[Dataset items]
· · · ·
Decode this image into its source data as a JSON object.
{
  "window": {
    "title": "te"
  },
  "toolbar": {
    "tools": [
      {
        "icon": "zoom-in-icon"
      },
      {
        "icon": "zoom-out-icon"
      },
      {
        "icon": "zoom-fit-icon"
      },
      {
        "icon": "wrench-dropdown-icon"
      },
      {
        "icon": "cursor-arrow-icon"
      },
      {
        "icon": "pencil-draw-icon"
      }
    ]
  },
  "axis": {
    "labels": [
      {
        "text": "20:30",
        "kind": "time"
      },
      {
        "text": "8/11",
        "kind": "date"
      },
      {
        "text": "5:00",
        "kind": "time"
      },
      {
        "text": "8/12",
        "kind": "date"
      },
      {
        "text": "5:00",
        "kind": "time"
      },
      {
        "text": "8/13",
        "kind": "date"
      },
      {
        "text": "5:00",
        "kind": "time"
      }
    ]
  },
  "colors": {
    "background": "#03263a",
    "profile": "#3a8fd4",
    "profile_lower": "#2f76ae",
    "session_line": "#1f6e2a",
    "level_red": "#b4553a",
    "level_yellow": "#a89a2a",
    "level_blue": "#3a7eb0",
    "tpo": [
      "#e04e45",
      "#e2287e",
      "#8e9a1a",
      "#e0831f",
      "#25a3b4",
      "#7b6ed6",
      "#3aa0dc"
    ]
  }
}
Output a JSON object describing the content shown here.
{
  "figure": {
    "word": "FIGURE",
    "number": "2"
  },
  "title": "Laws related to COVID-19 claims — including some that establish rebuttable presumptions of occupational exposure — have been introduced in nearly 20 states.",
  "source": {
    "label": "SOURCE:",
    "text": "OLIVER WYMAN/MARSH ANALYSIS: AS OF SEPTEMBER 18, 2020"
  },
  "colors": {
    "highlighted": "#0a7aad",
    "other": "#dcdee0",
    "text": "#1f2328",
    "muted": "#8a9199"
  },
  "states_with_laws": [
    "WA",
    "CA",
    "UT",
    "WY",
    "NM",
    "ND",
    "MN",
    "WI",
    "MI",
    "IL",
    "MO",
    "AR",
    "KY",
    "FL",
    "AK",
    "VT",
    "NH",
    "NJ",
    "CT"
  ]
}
· · · ·
Repeat the listing in full, keeping every line exactly as it is.

Exercise solution =
Decode this image into its source data as a JSON object.
{
  "window": {
    "title": "te"
  },
  "toolbar": {
    "tools": [
      {
        "icon": "zoom-in-icon"
      },
      {
        "icon": "zoom-out-icon"
      },
      {
        "icon": "zoom-fit-icon"
      },
      {
        "icon": "wrench-dropdown-icon"
      },
      {
        "icon": "cursor-arrow-icon"
      },
      {
        "icon": "pencil-draw-icon"
      }
    ]
  },
  "axis": {
    "labels": [
      {
        "text": "20:30",
        "kind": "time"
      },
      {
        "text": "8/11",
        "kind": "date"
      },
      {
        "text": "5:00",
        "kind": "time"
      },
      {
        "text": "8/12",
        "kind": "date"
      },
      {
        "text": "5:00",
        "kind": "time"
      },
      {
        "text": "8/13",
        "kind": "date"
      },
      {
        "text": "5:00",
        "kind": "time"
      }
    ]
  },
  "colors": {
    "background": "#03263a",
    "profile": "#3a8fd4",
    "profile_lower": "#2f76ae",
    "session_line": "#1f6e2a",
    "level_red": "#b4553a",
    "level_yellow": "#a89a2a",
    "level_blue": "#3a7eb0",
    "tpo": [
      "#e04e45",
      "#e2287e",
      "#8e9a1a",
      "#e0831f",
      "#25a3b4",
      "#7b6ed6",
      "#3aa0dc"
    ]
  }
}
Output a JSON object describing the content shown here.
{
  "figure": {
    "word": "FIGURE",
    "number": "2"
  },
  "title": "Laws related to COVID-19 claims — including some that establish rebuttable presumptions of occupational exposure — have been introduced in nearly 20 states.",
  "source": {
    "label": "SOURCE:",
    "text": "OLIVER WYMAN/MARSH ANALYSIS: AS OF SEPTEMBER 18, 2020"
  },
  "colors": {
    "highlighted": "#0a7aad",
    "other": "#dcdee0",
    "text": "#1f2328",
    "muted": "#8a9199"
  },
  "states_with_laws": [
    "WA",
    "CA",
    "UT",
    "WY",
    "NM",
    "ND",
    "MN",
    "WI",
    "MI",
    "IL",
    "MO",
    "AR",
    "KY",
    "FL",
    "AK",
    "VT",
    "NH",
    "NJ",
    "CT"
  ]
}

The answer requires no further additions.